-- START OF Available data --

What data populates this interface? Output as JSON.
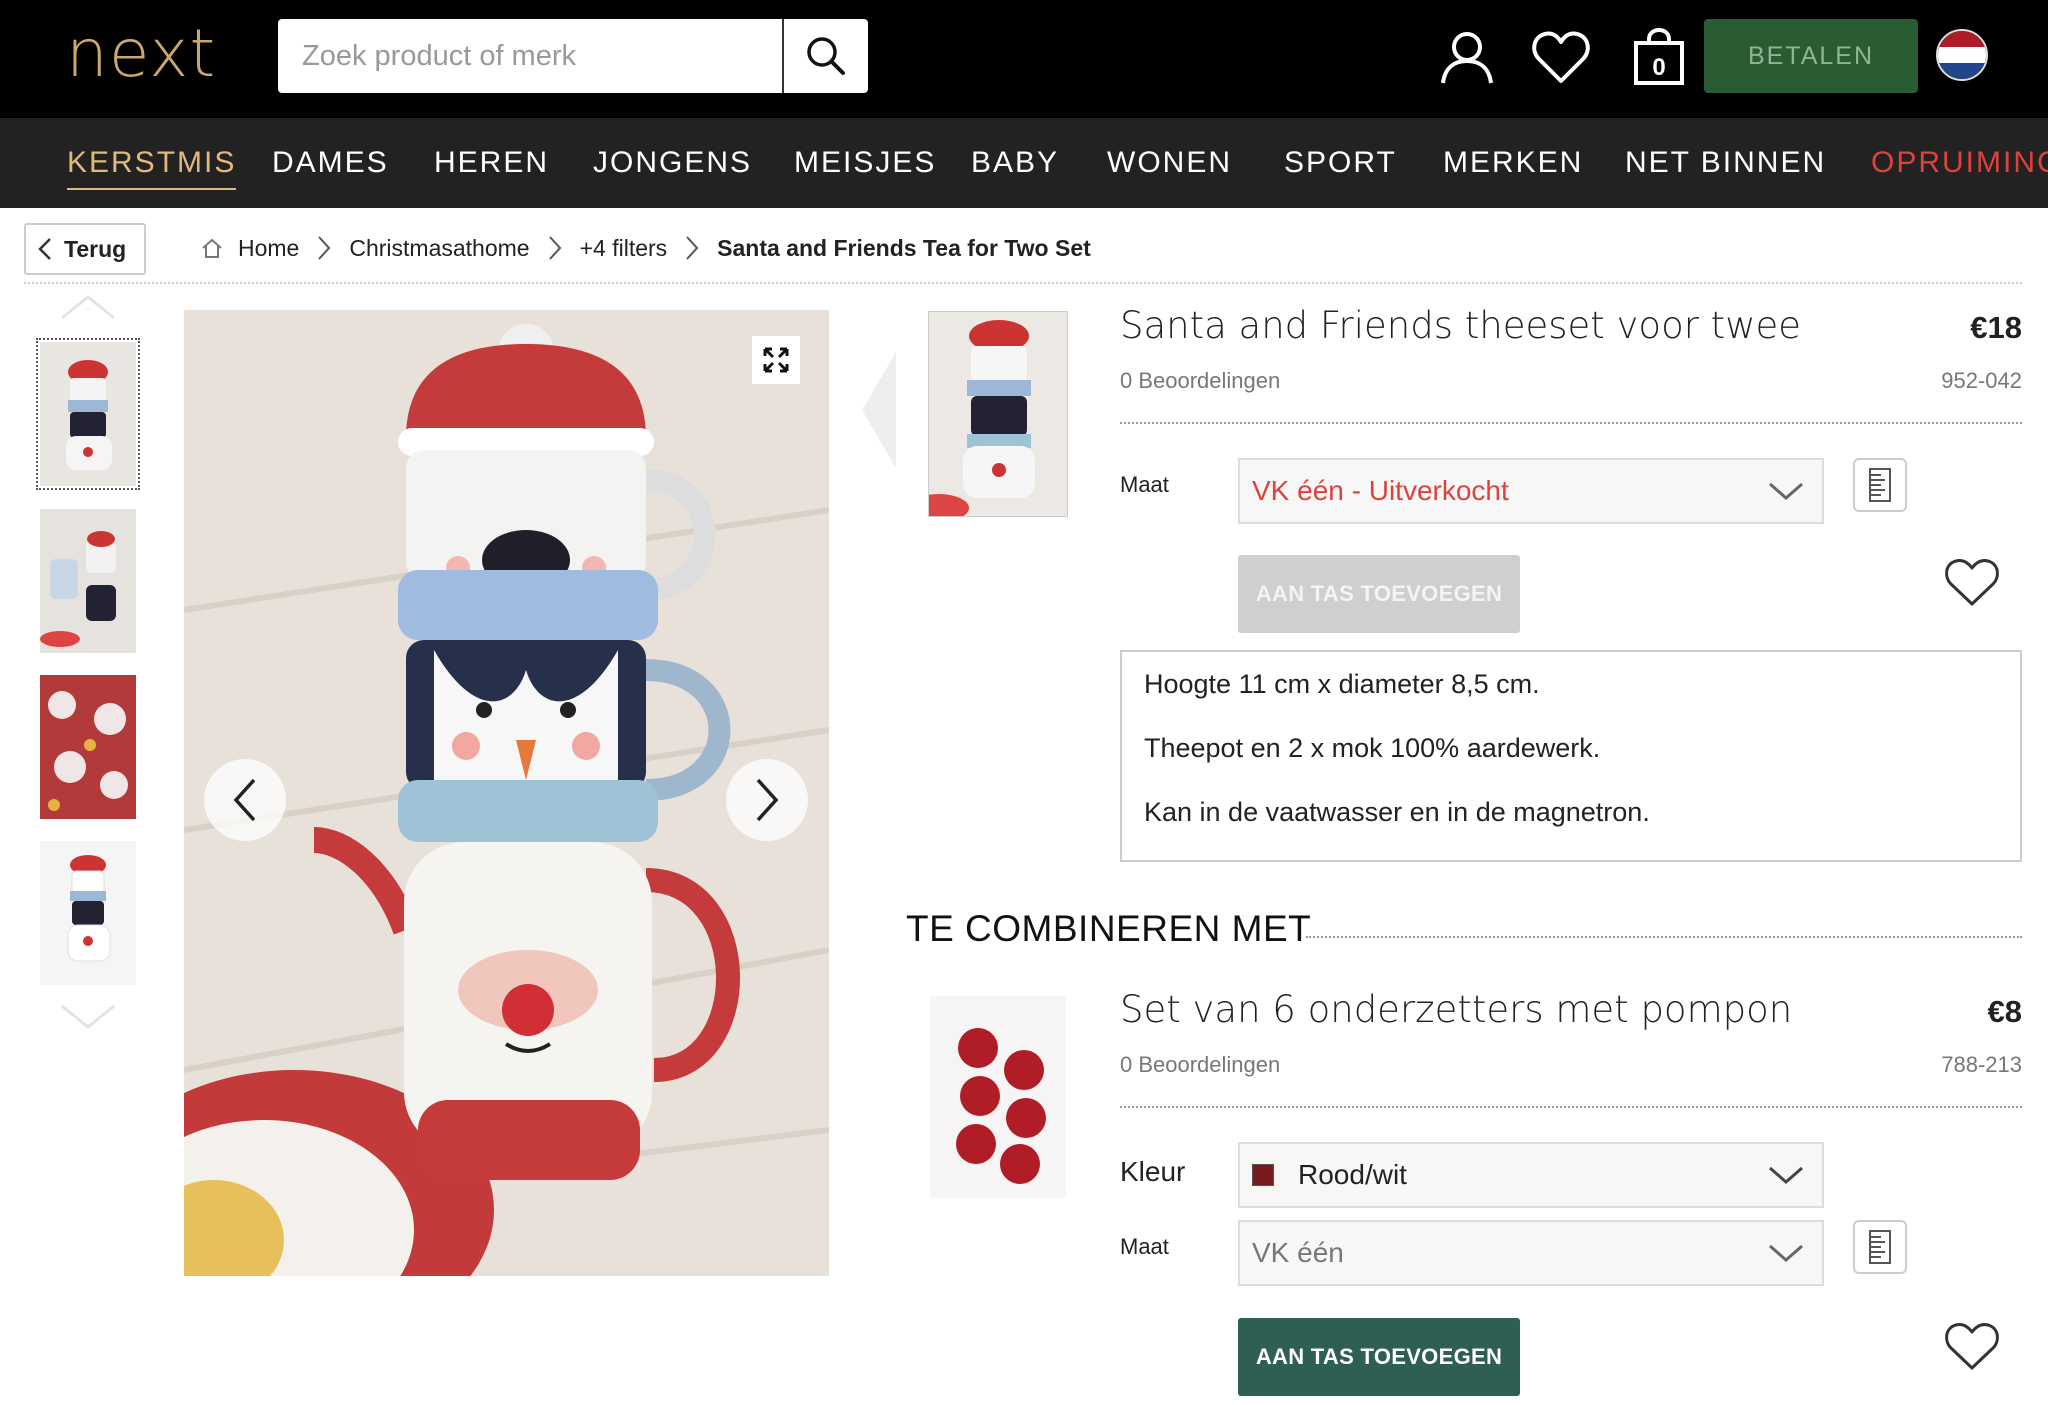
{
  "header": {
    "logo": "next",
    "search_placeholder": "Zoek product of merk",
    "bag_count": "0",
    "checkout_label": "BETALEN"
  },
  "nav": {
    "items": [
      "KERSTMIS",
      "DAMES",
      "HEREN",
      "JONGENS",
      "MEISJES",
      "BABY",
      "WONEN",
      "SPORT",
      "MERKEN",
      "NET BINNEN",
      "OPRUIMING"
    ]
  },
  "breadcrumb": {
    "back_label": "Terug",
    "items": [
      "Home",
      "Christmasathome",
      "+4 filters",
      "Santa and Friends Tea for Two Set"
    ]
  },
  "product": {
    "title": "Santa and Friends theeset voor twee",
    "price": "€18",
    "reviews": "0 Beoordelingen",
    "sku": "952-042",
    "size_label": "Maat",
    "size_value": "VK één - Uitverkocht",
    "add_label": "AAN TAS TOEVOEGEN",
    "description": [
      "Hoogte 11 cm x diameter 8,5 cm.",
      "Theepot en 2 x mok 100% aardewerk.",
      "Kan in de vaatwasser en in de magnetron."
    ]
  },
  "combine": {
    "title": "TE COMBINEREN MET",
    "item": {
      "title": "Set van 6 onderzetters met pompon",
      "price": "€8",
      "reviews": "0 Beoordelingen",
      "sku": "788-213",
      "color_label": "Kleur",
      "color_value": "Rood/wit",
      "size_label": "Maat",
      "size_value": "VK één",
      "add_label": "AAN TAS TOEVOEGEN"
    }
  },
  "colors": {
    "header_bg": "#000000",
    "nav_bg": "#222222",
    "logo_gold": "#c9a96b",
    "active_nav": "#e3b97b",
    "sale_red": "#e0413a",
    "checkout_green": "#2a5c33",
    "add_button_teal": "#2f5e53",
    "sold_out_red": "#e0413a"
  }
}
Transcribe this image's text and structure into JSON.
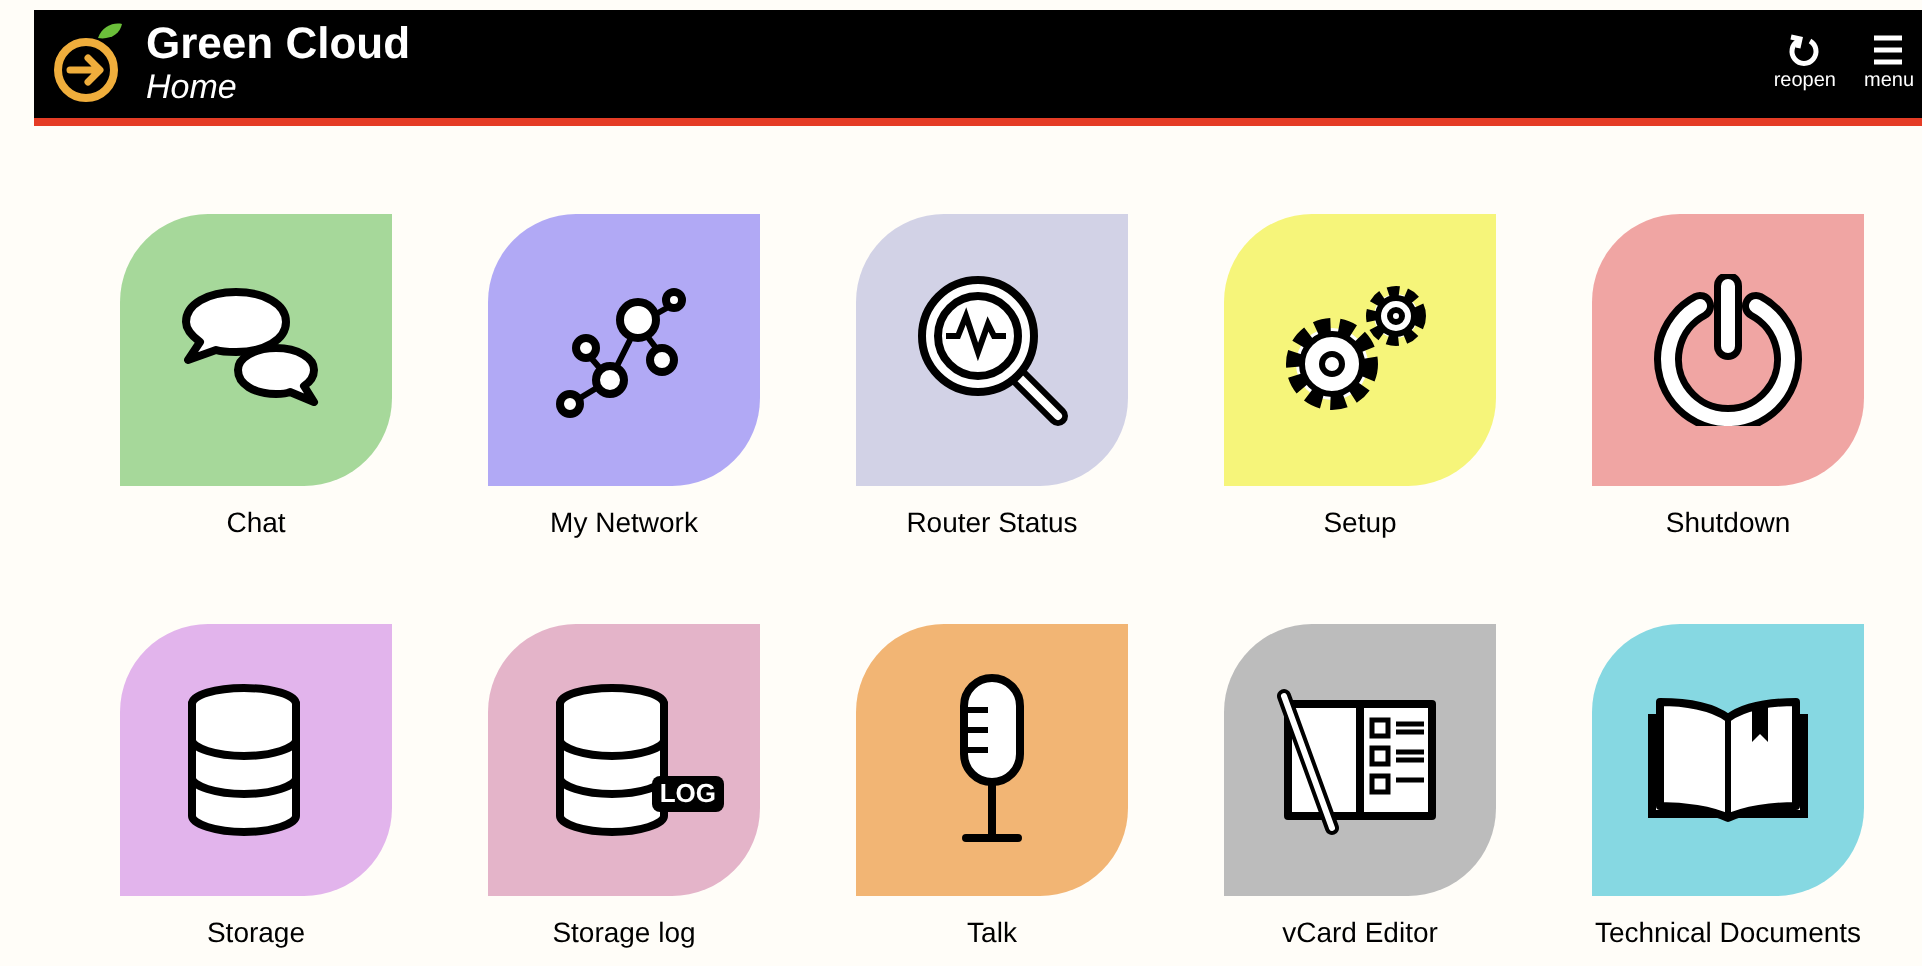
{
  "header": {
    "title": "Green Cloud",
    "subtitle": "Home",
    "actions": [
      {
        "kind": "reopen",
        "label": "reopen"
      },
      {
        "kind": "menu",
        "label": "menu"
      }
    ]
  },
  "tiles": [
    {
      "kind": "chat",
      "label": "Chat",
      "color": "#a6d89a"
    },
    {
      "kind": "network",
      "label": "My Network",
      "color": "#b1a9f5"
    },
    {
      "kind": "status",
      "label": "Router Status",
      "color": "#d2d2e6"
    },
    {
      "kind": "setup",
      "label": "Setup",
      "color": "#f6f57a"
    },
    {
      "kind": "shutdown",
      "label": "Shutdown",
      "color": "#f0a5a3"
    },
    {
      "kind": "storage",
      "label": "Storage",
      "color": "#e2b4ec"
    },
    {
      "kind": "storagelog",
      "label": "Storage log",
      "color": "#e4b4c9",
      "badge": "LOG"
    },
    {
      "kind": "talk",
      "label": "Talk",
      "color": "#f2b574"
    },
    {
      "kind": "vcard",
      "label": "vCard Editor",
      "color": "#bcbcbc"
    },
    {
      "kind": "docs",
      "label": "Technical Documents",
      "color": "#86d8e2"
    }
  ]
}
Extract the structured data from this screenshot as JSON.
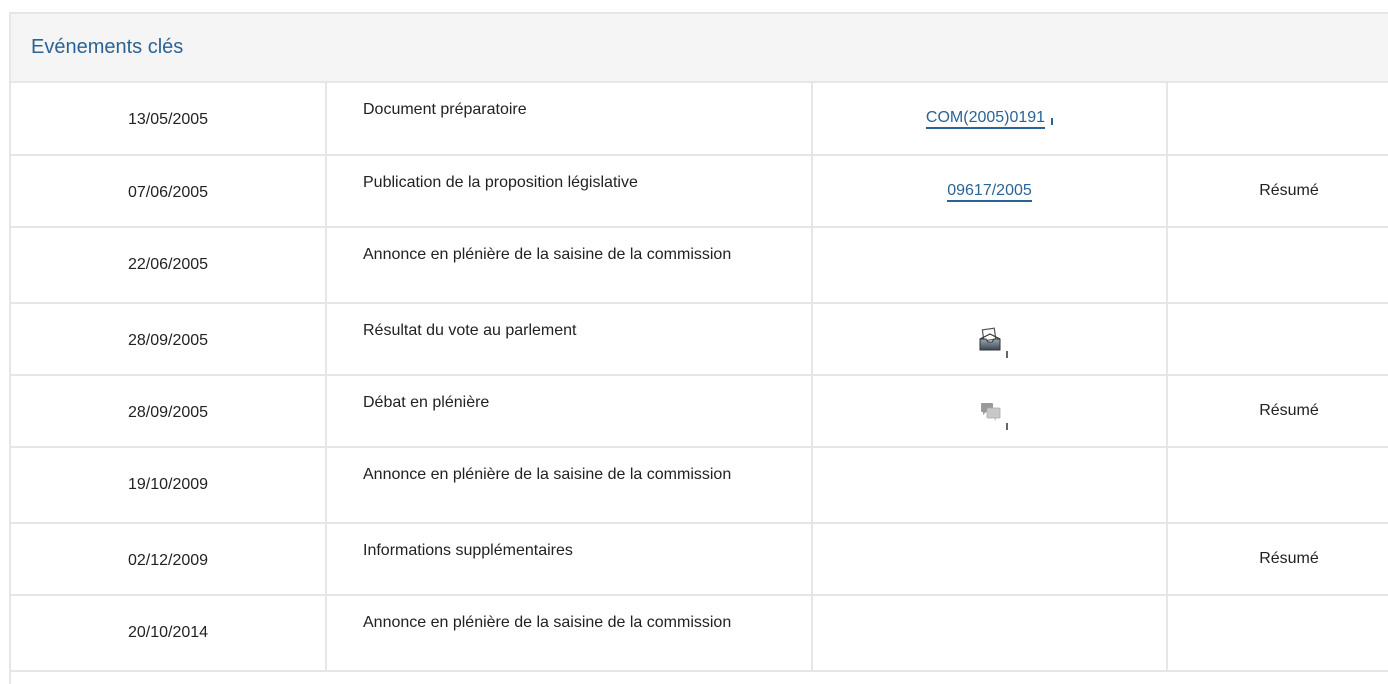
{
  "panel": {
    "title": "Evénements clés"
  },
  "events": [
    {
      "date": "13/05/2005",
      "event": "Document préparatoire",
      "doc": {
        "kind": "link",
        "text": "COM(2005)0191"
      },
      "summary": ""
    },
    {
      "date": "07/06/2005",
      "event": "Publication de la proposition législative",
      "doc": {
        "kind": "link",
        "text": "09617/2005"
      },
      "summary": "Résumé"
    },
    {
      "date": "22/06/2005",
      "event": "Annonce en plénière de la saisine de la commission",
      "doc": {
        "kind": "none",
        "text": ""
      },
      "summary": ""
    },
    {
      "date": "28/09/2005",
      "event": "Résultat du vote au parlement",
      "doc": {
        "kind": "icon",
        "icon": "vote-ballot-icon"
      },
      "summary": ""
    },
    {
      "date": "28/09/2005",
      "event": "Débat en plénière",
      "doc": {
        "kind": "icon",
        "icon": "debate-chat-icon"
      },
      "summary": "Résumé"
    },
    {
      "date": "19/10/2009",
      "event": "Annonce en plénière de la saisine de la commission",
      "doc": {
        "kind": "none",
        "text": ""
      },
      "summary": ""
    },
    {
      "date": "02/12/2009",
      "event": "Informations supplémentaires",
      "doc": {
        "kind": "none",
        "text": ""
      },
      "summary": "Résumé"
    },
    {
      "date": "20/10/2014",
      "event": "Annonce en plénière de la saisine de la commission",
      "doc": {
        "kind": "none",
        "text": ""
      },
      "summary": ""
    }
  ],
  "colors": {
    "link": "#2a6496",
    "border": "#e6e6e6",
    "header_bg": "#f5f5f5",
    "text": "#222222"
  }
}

-- END OF Available data --

__Stated exercise__:
Determine how many lines of the material include the string "JSON". Output only that count.

__Written solution__:
3